▶ Goal: Repeat exactly the lines of the listing from the line containing "Decode this image" through its last line, and nothing beyond them.

▶ Some records:
- - -
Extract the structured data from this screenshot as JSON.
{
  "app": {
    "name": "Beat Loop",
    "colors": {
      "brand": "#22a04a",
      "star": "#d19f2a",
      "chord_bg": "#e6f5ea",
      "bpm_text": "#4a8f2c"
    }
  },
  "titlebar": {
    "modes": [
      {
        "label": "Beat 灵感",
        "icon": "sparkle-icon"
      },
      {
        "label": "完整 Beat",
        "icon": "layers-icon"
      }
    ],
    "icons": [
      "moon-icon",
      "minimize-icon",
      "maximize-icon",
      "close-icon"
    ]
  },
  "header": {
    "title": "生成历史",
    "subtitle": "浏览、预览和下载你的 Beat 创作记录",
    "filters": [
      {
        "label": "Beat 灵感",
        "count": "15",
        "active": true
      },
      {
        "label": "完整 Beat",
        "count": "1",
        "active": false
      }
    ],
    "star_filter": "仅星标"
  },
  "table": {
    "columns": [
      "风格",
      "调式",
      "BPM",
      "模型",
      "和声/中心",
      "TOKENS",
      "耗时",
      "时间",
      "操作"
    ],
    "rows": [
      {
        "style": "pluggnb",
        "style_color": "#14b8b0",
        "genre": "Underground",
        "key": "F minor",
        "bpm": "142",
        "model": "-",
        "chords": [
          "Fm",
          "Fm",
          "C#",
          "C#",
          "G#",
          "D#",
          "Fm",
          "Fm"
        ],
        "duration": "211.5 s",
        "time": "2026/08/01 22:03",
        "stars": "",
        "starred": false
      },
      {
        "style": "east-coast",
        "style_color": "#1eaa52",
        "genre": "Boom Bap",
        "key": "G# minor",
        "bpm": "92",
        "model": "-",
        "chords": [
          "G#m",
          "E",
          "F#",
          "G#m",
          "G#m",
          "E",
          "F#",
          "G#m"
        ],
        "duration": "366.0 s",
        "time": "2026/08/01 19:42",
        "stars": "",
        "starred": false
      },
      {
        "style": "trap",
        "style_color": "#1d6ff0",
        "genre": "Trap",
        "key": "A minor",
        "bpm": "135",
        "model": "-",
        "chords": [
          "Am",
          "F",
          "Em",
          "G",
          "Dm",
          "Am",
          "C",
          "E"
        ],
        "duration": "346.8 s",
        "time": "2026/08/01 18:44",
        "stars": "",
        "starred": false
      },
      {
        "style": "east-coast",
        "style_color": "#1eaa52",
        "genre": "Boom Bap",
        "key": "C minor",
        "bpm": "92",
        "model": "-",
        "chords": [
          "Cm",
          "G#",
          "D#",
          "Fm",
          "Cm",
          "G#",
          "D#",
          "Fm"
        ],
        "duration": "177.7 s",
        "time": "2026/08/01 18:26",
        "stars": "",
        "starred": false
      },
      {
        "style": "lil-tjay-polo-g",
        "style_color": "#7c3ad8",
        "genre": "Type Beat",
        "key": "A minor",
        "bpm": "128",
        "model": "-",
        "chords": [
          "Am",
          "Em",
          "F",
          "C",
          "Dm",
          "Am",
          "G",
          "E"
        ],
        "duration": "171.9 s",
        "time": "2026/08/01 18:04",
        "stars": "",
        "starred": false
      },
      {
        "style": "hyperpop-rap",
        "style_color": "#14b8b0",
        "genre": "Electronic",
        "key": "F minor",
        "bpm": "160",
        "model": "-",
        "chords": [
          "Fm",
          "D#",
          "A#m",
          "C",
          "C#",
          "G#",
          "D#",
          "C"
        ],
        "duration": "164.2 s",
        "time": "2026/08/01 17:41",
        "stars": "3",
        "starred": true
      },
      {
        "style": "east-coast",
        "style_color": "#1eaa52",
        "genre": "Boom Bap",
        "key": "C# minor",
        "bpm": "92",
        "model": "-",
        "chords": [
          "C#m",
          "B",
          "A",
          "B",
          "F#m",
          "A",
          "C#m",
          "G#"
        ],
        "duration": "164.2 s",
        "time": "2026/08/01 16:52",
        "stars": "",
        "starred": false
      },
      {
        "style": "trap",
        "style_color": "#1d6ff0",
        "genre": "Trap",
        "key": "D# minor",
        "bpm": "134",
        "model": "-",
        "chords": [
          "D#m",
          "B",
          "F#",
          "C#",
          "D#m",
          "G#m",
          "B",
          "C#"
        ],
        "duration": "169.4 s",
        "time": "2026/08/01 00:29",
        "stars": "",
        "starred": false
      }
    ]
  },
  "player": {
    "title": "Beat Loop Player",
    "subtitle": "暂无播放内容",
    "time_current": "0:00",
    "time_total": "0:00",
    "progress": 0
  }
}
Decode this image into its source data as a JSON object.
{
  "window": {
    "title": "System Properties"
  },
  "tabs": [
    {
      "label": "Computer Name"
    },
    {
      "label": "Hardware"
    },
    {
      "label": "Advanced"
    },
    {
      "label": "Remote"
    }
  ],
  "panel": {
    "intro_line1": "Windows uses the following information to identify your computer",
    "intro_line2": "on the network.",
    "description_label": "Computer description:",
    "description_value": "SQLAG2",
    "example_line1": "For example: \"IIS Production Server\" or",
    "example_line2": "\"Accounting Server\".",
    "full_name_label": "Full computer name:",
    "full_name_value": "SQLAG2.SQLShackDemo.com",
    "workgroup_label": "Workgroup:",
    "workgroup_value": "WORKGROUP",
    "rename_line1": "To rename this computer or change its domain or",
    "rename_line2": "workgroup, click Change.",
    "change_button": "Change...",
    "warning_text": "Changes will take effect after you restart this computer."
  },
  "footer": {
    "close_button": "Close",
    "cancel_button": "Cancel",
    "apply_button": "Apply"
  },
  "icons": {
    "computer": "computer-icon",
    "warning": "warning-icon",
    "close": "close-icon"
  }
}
- - -
▶ Result of the exercise:
Decode this image into its source data as a JSON object.
{
  "window": {
    "title": "System Properties"
  },
  "tabs": [
    {
      "label": "Computer Name"
    },
    {
      "label": "Hardware"
    },
    {
      "label": "Advanced"
    },
    {
      "label": "Remote"
    }
  ],
  "panel": {
    "intro_line1": "Windows uses the following information to identify your computer",
    "intro_line2": "on the network.",
    "description_label": "Computer description:",
    "description_value": "SQLAG2",
    "example_line1": "For example: \"IIS Production Server\" or",
    "example_line2": "\"Accounting Server\".",
    "full_name_label": "Full computer name:",
    "full_name_value": "SQLAG2.SQLShackDemo.com",
    "workgroup_label": "Workgroup:",
    "workgroup_value": "WORKGROUP",
    "rename_line1": "To rename this computer or change its domain or",
    "rename_line2": "workgroup, click Change.",
    "change_button": "Change...",
    "warning_text": "Changes will take effect after you restart this computer."
  },
  "footer": {
    "close_button": "Close",
    "cancel_button": "Cancel",
    "apply_button": "Apply"
  },
  "icons": {
    "computer": "computer-icon",
    "warning": "warning-icon",
    "close": "close-icon"
  }
}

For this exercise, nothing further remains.